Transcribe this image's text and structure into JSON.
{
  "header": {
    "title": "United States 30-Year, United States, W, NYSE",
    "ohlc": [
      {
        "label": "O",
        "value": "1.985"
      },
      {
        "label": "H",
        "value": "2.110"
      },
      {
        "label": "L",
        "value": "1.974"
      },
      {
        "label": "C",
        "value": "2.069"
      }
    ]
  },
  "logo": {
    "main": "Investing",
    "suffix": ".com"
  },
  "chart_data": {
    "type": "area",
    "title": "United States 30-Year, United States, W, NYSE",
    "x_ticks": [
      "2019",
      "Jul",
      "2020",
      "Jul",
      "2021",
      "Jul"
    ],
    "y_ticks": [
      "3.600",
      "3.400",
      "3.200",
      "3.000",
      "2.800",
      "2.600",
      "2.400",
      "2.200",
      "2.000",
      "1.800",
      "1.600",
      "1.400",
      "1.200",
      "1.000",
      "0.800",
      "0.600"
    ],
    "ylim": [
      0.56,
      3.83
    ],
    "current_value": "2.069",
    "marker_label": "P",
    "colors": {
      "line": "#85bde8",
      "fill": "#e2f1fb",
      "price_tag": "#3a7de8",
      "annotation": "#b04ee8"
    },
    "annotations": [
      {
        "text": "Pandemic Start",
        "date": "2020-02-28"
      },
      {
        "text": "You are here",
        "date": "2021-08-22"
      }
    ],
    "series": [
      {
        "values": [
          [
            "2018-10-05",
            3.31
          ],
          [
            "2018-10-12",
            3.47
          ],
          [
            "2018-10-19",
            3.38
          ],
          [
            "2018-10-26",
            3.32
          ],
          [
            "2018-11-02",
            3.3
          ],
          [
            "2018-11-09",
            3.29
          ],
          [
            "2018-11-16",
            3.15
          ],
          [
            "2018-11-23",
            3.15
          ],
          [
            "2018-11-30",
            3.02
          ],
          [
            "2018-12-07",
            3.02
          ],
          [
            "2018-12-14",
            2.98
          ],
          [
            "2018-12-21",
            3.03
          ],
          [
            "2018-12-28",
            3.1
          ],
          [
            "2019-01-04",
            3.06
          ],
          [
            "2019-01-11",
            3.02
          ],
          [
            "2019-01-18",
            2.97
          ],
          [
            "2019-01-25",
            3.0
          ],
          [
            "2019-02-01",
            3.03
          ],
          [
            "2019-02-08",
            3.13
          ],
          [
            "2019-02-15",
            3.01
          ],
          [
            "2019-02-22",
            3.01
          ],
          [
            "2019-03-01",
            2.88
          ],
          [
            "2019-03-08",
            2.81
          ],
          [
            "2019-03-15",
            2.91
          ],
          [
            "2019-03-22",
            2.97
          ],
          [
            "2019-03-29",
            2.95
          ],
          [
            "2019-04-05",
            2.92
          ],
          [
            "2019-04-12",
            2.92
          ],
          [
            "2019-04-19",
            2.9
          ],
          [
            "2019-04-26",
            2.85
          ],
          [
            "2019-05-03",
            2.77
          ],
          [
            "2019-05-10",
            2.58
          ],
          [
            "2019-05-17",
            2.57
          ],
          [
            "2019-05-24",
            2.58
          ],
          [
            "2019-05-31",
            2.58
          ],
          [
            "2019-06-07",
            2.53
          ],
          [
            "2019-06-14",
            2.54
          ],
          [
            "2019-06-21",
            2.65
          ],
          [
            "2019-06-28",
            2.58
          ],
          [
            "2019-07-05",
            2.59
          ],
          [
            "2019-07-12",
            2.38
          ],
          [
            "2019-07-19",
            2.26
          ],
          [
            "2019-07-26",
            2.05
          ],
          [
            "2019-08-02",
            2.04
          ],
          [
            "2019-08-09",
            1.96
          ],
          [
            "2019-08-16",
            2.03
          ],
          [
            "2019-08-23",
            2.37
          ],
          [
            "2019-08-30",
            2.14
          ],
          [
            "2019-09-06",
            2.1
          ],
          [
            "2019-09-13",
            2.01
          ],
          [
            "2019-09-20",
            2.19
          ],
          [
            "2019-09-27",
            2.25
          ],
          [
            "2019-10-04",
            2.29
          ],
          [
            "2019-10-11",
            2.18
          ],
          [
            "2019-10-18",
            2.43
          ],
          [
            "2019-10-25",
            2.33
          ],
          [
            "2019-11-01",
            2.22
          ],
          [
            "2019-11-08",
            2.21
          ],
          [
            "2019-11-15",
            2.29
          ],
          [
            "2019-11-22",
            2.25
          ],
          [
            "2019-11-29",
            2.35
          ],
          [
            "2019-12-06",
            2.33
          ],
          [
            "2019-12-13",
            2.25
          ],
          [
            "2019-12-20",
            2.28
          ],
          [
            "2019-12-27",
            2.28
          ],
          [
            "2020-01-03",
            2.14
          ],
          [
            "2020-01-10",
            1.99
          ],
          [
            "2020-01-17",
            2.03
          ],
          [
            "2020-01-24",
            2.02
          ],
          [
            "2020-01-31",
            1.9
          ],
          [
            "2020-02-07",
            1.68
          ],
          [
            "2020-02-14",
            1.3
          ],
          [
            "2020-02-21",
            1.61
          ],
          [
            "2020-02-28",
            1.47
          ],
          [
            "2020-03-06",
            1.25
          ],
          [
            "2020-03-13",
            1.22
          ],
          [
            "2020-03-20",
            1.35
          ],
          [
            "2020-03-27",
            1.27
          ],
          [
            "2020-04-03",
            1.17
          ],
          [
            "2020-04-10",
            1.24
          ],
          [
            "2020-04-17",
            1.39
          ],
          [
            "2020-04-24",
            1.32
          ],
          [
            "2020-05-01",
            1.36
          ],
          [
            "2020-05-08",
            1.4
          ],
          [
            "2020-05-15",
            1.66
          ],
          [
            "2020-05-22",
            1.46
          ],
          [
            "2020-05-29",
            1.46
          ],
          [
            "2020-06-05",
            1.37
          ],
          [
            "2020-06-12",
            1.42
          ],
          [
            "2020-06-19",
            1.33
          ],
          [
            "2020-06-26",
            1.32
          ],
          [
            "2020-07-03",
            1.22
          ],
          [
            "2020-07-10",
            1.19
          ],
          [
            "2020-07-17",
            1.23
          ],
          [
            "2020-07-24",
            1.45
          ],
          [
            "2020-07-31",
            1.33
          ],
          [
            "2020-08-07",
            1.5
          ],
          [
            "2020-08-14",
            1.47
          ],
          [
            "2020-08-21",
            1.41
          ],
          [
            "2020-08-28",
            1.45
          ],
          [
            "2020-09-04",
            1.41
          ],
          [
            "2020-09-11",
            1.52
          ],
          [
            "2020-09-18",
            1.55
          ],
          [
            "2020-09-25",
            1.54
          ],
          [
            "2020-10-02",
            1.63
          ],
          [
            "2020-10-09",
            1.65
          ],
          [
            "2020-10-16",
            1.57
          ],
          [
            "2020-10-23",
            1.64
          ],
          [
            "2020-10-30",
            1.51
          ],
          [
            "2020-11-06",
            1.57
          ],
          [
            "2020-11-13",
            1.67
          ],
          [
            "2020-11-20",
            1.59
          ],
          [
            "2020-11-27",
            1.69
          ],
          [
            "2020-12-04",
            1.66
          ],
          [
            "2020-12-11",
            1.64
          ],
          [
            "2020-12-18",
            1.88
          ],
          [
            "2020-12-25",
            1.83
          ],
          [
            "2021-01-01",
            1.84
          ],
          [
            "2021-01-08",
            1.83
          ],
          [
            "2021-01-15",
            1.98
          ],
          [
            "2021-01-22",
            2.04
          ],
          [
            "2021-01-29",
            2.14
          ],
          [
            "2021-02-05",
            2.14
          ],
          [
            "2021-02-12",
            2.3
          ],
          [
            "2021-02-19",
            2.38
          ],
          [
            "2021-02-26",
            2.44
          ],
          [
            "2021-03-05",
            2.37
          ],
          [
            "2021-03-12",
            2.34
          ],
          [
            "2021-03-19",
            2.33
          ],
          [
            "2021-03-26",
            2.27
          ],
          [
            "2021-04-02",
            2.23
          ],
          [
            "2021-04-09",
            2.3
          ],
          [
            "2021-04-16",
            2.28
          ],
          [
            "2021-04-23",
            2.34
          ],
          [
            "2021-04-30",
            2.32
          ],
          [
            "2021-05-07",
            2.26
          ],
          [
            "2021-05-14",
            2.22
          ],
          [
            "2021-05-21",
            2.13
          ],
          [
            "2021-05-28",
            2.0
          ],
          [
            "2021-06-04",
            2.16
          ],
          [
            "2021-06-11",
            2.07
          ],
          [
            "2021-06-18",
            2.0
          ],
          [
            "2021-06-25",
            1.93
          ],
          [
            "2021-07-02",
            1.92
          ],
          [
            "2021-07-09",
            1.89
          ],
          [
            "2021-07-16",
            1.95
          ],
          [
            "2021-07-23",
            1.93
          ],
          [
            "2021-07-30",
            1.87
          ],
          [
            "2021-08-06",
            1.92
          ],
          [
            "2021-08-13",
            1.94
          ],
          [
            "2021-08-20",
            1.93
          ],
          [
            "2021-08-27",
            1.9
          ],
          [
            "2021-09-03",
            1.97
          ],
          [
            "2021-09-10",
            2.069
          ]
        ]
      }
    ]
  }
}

BRIEF
Single out each line of the records above with the string "text" in it, and copy it.

ANSWER TO THIS TASK
Transcribe this image's text and structure into JSON.
        "text": "Pandemic Start",
        "text": "You are here",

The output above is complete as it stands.